§ Set task
Can you turn the material below into a Markdown table with a Row column numbering each line and an Entry column holding the line itself, skipping any blank lines?

§ Exercise inputs
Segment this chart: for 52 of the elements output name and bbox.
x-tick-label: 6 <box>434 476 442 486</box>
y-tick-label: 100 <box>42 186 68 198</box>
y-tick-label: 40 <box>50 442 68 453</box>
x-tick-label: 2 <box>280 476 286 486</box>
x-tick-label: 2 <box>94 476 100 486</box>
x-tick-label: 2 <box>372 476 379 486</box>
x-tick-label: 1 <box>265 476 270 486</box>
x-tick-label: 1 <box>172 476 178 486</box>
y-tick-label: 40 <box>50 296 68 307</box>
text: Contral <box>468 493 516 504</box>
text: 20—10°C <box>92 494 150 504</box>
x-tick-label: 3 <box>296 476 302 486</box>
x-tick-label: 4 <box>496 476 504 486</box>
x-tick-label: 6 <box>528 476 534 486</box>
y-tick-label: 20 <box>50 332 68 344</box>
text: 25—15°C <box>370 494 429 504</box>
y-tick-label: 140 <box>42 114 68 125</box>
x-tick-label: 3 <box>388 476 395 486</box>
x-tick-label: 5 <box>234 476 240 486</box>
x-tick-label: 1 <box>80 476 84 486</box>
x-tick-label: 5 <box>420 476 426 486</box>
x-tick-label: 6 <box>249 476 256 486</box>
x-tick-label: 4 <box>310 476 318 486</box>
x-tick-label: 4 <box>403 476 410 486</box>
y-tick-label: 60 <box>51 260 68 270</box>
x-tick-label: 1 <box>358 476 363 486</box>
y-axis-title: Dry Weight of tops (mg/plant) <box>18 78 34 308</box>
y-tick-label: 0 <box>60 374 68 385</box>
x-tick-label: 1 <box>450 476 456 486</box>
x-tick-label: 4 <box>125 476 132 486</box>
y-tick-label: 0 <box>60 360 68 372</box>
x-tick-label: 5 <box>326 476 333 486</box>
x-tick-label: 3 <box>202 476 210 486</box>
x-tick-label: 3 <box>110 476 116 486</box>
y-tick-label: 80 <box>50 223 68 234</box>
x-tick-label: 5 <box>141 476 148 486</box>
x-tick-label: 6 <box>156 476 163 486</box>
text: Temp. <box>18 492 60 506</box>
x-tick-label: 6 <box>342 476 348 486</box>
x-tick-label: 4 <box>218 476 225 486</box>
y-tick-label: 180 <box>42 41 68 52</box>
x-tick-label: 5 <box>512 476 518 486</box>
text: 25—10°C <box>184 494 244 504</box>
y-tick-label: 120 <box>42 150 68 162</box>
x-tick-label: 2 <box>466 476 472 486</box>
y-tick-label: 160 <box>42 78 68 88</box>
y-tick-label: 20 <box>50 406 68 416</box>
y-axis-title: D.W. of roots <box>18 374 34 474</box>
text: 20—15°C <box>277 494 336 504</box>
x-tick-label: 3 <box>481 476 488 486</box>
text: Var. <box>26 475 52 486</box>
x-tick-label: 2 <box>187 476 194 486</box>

§ Complete output
| Row | Entry |
|---|---|
| 1 | Segment this chart: for 52 of the elements output name and bbox. |
| 2 | x-tick-label: 6 <box>434 476 442 486</box> |
| 3 | y-tick-label: 100 <box>42 186 68 198</box> |
| 4 | y-tick-label: 40 <box>50 442 68 453</box> |
| 5 | x-tick-label: 2 <box>280 476 286 486</box> |
| 6 | x-tick-label: 2 <box>94 476 100 486</box> |
| 7 | x-tick-label: 2 <box>372 476 379 486</box> |
| 8 | x-tick-label: 1 <box>265 476 270 486</box> |
| 9 | x-tick-label: 1 <box>172 476 178 486</box> |
| 10 | y-tick-label: 40 <box>50 296 68 307</box> |
| 11 | text: Contral <box>468 493 516 504</box> |
| 12 | text: 20—10°C <box>92 494 150 504</box> |
| 13 | x-tick-label: 3 <box>296 476 302 486</box> |
| 14 | x-tick-label: 4 <box>496 476 504 486</box> |
| 15 | x-tick-label: 6 <box>528 476 534 486</box> |
| 16 | y-tick-label: 20 <box>50 332 68 344</box> |
| 17 | text: 25—15°C <box>370 494 429 504</box> |
| 18 | y-tick-label: 140 <box>42 114 68 125</box> |
| 19 | x-tick-label: 3 <box>388 476 395 486</box> |
| 20 | x-tick-label: 5 <box>234 476 240 486</box> |
| 21 | x-tick-label: 1 <box>80 476 84 486</box> |
| 22 | x-tick-label: 5 <box>420 476 426 486</box> |
| 23 | x-tick-label: 6 <box>249 476 256 486</box> |
| 24 | x-tick-label: 4 <box>310 476 318 486</box> |
| 25 | x-tick-label: 4 <box>403 476 410 486</box> |
| 26 | y-tick-label: 60 <box>51 260 68 270</box> |
| 27 | x-tick-label: 1 <box>358 476 363 486</box> |
| 28 | y-axis-title: Dry Weight of tops (mg/plant) <box>18 78 34 308</box> |
| 29 | y-tick-label: 0 <box>60 374 68 385</box> |
| 30 | x-tick-label: 1 <box>450 476 456 486</box> |
| 31 | x-tick-label: 4 <box>125 476 132 486</box> |
| 32 | y-tick-label: 0 <box>60 360 68 372</box> |
| 33 | x-tick-label: 5 <box>326 476 333 486</box> |
| 34 | x-tick-label: 3 <box>202 476 210 486</box> |
| 35 | x-tick-label: 3 <box>110 476 116 486</box> |
| 36 | y-tick-label: 80 <box>50 223 68 234</box> |
| 37 | x-tick-label: 5 <box>141 476 148 486</box> |
| 38 | x-tick-label: 6 <box>156 476 163 486</box> |
| 39 | text: Temp. <box>18 492 60 506</box> |
| 40 | x-tick-label: 6 <box>342 476 348 486</box> |
| 41 | x-tick-label: 4 <box>218 476 225 486</box> |
| 42 | y-tick-label: 180 <box>42 41 68 52</box> |
| 43 | x-tick-label: 5 <box>512 476 518 486</box> |
| 44 | text: 25—10°C <box>184 494 244 504</box> |
| 45 | y-tick-label: 120 <box>42 150 68 162</box> |
| 46 | x-tick-label: 2 <box>466 476 472 486</box> |
| 47 | y-tick-label: 160 <box>42 78 68 88</box> |
| 48 | y-tick-label: 20 <box>50 406 68 416</box> |
| 49 | y-axis-title: D.W. of roots <box>18 374 34 474</box> |
| 50 | text: 20—15°C <box>277 494 336 504</box> |
| 51 | x-tick-label: 3 <box>481 476 488 486</box> |
| 52 | text: Var. <box>26 475 52 486</box> |
| 53 | x-tick-label: 2 <box>187 476 194 486</box> |